* **İstenen Görev A**
Lütfen girdilerin başından "alphabet-index-letter[interactable]: A [532,168,556,195]" ifadesini içeren satıra kadar, o satır da dahil olmak üzere, tüm satırları "add-contact-icon" yerine "new-contact-icon" koyarak güncelleyin ve başka hiçbir şeyi değiştirmeyin. Yalnızca bu satırları verin.
━━ Gösterilen Metin
(Mazhar Müfit Kansu’unu defterinden)
Sevgili Dostlar,
Sizlerle paylaşmak istediğim anı, Büyük Önder Mustafa Kemal’in Samsun’a
çıktığı 19 Mayıs 1919 tarihinden 1 ay 19 sonra, Mustafa Kemal ile
Mazhar Müfit Kansu arasında geçen ve tüm zorluklara karşın gerçekleşen
tarihi bir konuşma ile ilgilidir.
İşte o anı;
Erzurum Kongresi yapıldığı dönemlerde geçen bir konuşma:
"Mazhar not defterin yanında mı?",
"Hayır paşam."
"Zahmet olacak ama bir merdiveni inip çıkacaksın. Al gel."
Mazhar Müfit Kansu'nun aşağıya gidip elinde not defteriyle geldiğini görünce, sigarasından bir iki nefes çektikten sonra:
"Ama bu defterin, bu yaprağını kimseye göstermeyeceksin. Sonuna kadar
gizli kalacak. Bir ben, bir sen, bir de Süreyya (Kalem Mahsus Müdürü)
bileceksiniz, şartım bu..."
Paşa'nın şartı kabul edildi. Bundan sonrasını olayın şahidi Mazhar Müfit Kansu'nun ağzından dinliyoruz:
"Öyleyse tarih koy"dedi. Koydum: 8 Temmuz, 1919 Sabaha karşı.
"Pekâlâ, yaz" diyerek devam etti.
Bir
"Zaferden sonra Hükümet biçimi Cumhuriyet olacaktır”...
İki
Padişah ve Haneden hakkında zamanı gelince gereken işlem yapılacaktır.
Üç
Örtünme kalkacaktır.
Dört
Fes kalkacak, uygar milletler gibi şapka giyilecektir."
Bu anda kalem elimden düşüverdi. Yüzüne baktım. O da benim yüzüme
bakıyordu. Bu, gözlerin bir takılışta birbirlerine çok şey anlatan
konuşuşuydu.
Paşa ile zaman zaman senli benli konuşurdum.
"Neden duraksadın?" dedi.
"Darılma ama paşam, sizin hayal peşinde koşan taraflarınız var" dedim.
Güldü...
"Bunu zaman gösterir, sen yaz" dedi.
"Beş
“Latin harflerini kabul edilecektir."
"Paşam yeter, yeter..." dedim. Biraz da hayal ile uğraşmaktan bıkmış bir insanın davranışı ile:
"Cumhuriyet ilanını başarmış olalım da üst tarafı yeter" dedim.
Defterimi kapattım. "Paşam sabah oldu. Siz oturmaya
devam edeceksiniz, hoşça kalın" dedim. Yanından ayrıldım. Gerçekten gün
ağarmıştı.
━━━━
* **İstenen Görev B**
Gösterilen metne göre aşağıdaki soruları yanıtlayın:
(i) Mazhar Müfit Kansu defterin yaprağına hangi tarihi koydu?
(ii) Paşa'nın şartına göre, ikisi dışında yazılanları kim bilecekti?
(iii) Beşinci maddede ne yazdırıldı?
━━ Sağlanan Veriler
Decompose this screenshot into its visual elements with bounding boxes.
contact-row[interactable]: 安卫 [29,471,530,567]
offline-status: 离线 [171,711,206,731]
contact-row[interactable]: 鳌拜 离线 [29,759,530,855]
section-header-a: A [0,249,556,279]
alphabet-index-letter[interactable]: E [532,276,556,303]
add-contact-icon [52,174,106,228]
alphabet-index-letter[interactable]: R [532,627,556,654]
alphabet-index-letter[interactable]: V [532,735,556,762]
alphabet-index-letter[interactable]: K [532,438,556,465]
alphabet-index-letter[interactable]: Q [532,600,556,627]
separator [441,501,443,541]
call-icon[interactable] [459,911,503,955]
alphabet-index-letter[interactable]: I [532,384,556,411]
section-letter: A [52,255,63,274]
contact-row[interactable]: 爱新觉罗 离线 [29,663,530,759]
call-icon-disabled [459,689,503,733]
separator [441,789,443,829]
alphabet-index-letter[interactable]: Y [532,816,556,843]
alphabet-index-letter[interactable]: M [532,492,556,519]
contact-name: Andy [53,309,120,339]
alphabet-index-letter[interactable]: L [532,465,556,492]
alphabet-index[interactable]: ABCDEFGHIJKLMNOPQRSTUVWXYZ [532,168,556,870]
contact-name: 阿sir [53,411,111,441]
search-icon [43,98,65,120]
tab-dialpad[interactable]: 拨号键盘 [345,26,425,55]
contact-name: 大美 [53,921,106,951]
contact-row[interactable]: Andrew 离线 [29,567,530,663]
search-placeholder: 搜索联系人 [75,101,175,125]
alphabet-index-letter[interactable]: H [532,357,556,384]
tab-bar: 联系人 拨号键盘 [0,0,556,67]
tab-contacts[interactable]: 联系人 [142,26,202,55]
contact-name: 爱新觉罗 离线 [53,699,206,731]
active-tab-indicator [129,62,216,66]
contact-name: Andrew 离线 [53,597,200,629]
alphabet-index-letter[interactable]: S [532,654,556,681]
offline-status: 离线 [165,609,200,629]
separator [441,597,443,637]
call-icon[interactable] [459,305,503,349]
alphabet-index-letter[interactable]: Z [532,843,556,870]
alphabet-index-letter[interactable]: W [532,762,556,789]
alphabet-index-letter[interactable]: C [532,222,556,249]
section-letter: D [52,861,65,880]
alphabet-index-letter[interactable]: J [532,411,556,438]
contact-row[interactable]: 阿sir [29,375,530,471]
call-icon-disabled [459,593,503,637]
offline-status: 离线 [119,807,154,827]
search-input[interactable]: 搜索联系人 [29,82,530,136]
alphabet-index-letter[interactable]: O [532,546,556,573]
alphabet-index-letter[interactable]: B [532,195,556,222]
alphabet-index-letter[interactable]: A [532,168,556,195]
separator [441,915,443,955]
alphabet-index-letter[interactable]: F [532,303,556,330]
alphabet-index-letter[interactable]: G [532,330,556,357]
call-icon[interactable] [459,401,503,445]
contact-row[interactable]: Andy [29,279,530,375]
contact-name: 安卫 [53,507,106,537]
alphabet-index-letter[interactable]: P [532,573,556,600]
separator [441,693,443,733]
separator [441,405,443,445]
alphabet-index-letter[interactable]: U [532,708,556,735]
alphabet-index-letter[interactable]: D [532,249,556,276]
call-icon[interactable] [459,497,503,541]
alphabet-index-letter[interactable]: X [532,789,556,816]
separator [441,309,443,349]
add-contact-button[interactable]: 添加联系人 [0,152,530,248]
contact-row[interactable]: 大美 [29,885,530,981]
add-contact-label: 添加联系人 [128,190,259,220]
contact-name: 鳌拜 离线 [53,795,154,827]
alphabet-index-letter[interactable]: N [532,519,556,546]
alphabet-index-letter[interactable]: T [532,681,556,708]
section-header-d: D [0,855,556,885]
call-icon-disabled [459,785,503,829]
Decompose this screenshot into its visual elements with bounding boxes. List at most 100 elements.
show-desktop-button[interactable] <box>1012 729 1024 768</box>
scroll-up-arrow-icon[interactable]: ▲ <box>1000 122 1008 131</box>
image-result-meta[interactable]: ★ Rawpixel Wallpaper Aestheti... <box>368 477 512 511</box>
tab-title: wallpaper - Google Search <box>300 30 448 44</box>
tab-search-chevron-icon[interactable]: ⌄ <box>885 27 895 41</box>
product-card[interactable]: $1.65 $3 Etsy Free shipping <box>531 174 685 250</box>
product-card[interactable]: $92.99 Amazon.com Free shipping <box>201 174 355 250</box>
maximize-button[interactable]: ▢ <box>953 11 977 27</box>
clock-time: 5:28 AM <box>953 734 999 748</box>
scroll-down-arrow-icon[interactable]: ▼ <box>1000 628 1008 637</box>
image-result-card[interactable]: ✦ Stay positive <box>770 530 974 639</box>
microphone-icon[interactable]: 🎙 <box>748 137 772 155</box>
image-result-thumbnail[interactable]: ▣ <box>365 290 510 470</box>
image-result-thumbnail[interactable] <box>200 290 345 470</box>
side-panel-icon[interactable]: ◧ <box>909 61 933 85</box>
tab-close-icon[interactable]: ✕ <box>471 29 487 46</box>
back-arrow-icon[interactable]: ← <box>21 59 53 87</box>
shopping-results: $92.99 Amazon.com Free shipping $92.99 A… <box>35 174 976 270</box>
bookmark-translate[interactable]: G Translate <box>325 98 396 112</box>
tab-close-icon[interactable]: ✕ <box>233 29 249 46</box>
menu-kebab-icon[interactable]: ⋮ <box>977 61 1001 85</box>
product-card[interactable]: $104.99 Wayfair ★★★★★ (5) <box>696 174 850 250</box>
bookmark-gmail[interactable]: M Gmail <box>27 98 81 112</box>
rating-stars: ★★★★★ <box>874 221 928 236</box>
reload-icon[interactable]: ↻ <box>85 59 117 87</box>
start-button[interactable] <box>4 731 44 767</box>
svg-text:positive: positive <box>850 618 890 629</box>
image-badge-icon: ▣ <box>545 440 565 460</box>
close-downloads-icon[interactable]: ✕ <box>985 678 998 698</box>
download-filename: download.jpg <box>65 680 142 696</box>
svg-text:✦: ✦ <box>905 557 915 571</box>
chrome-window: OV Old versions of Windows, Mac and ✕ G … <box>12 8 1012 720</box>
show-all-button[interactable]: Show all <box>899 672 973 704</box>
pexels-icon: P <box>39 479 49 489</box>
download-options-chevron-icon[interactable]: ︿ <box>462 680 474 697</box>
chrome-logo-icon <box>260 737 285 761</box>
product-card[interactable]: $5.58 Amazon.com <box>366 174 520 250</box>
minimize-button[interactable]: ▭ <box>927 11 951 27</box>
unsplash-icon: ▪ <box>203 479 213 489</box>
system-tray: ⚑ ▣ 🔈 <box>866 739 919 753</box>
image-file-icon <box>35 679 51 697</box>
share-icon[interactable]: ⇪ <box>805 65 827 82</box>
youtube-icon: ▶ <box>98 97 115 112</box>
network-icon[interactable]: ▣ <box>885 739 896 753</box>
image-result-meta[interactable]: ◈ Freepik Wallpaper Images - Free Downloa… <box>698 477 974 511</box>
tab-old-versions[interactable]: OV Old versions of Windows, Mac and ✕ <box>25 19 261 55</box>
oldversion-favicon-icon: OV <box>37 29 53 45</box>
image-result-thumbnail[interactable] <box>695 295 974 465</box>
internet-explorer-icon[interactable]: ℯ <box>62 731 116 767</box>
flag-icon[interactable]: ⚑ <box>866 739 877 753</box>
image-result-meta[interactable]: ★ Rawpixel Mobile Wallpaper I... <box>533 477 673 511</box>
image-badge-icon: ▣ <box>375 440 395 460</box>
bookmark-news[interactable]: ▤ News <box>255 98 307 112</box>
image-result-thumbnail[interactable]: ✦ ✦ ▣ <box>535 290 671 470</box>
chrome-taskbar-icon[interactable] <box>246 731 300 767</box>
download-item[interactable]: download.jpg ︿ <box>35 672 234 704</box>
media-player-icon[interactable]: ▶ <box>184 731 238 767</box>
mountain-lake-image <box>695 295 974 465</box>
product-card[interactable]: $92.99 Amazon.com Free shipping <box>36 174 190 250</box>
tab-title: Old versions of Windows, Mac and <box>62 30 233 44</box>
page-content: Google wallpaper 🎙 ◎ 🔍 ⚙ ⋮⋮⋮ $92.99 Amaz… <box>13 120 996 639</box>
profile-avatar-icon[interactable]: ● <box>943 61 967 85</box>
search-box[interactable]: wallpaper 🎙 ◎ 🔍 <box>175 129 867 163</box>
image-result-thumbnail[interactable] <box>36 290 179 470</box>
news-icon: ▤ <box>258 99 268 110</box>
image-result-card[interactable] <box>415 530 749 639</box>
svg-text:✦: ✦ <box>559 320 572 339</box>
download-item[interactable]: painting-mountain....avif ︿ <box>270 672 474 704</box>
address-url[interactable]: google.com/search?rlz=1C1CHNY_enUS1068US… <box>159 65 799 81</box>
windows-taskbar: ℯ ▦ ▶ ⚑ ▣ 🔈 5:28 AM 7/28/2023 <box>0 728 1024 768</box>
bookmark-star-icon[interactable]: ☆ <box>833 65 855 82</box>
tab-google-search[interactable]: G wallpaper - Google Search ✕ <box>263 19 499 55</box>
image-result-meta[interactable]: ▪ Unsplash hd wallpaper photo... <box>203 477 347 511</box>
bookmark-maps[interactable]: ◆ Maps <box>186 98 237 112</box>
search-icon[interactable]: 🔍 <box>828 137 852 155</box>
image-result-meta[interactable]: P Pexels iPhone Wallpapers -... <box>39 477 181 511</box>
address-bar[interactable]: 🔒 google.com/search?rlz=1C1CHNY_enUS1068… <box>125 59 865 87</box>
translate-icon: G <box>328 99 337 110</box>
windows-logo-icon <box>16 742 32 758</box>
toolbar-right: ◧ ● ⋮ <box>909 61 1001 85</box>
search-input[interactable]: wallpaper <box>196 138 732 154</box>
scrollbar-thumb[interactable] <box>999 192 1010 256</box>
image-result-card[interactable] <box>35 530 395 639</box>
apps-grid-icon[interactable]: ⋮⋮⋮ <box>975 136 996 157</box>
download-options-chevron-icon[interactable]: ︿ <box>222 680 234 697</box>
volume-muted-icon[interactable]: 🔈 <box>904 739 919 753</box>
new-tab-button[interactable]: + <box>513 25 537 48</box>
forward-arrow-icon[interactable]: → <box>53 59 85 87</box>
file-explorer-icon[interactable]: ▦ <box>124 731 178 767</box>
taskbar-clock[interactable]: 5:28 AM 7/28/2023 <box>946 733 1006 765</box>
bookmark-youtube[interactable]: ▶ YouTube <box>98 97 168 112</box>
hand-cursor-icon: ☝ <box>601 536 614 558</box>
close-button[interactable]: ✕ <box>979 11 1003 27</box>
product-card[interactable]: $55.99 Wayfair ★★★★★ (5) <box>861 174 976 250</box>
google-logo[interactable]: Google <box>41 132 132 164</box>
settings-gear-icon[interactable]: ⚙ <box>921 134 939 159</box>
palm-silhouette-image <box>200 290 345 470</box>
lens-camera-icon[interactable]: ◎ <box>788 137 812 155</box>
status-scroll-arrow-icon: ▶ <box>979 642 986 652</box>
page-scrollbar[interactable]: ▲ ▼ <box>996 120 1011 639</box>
━━━━
* **Doğru Yanıt A**
Decompose this screenshot into its visual elements with bounding boxes.
contact-row[interactable]: 安卫 [29,471,530,567]
offline-status: 离线 [171,711,206,731]
contact-row[interactable]: 鳌拜 离线 [29,759,530,855]
section-header-a: A [0,249,556,279]
alphabet-index-letter[interactable]: E [532,276,556,303]
new-contact-icon [52,174,106,228]
alphabet-index-letter[interactable]: R [532,627,556,654]
alphabet-index-letter[interactable]: V [532,735,556,762]
alphabet-index-letter[interactable]: K [532,438,556,465]
alphabet-index-letter[interactable]: Q [532,600,556,627]
separator [441,501,443,541]
call-icon[interactable] [459,911,503,955]
alphabet-index-letter[interactable]: I [532,384,556,411]
section-letter: A [52,255,63,274]
contact-row[interactable]: 爱新觉罗 离线 [29,663,530,759]
call-icon-disabled [459,689,503,733]
separator [441,789,443,829]
alphabet-index-letter[interactable]: Y [532,816,556,843]
alphabet-index-letter[interactable]: M [532,492,556,519]
contact-name: Andy [53,309,120,339]
alphabet-index-letter[interactable]: L [532,465,556,492]
alphabet-index[interactable]: ABCDEFGHIJKLMNOPQRSTUVWXYZ [532,168,556,870]
contact-name: 阿sir [53,411,111,441]
search-icon [43,98,65,120]
tab-dialpad[interactable]: 拨号键盘 [345,26,425,55]
contact-name: 大美 [53,921,106,951]
contact-row[interactable]: Andrew 离线 [29,567,530,663]
search-placeholder: 搜索联系人 [75,101,175,125]
alphabet-index-letter[interactable]: H [532,357,556,384]
tab-bar: 联系人 拨号键盘 [0,0,556,67]
tab-contacts[interactable]: 联系人 [142,26,202,55]
contact-name: 爱新觉罗 离线 [53,699,206,731]
active-tab-indicator [129,62,216,66]
contact-name: Andrew 离线 [53,597,200,629]
alphabet-index-letter[interactable]: S [532,654,556,681]
offline-status: 离线 [165,609,200,629]
separator [441,597,443,637]
call-icon[interactable] [459,305,503,349]
alphabet-index-letter[interactable]: Z [532,843,556,870]
alphabet-index-letter[interactable]: W [532,762,556,789]
alphabet-index-letter[interactable]: C [532,222,556,249]
section-letter: D [52,861,65,880]
alphabet-index-letter[interactable]: J [532,411,556,438]
contact-row[interactable]: 阿sir [29,375,530,471]
call-icon-disabled [459,593,503,637]
offline-status: 离线 [119,807,154,827]
search-input[interactable]: 搜索联系人 [29,82,530,136]
alphabet-index-letter[interactable]: O [532,546,556,573]
alphabet-index-letter[interactable]: B [532,195,556,222]
alphabet-index-letter[interactable]: A [532,168,556,195]

* **Doğru Yanıt B**
(i) 8 Temmuz, 1919 Sabaha karşı.
(ii) Süreyya (Kalem Mahsus Müdürü).
(iii) Latin harflerinin kabul edileceği.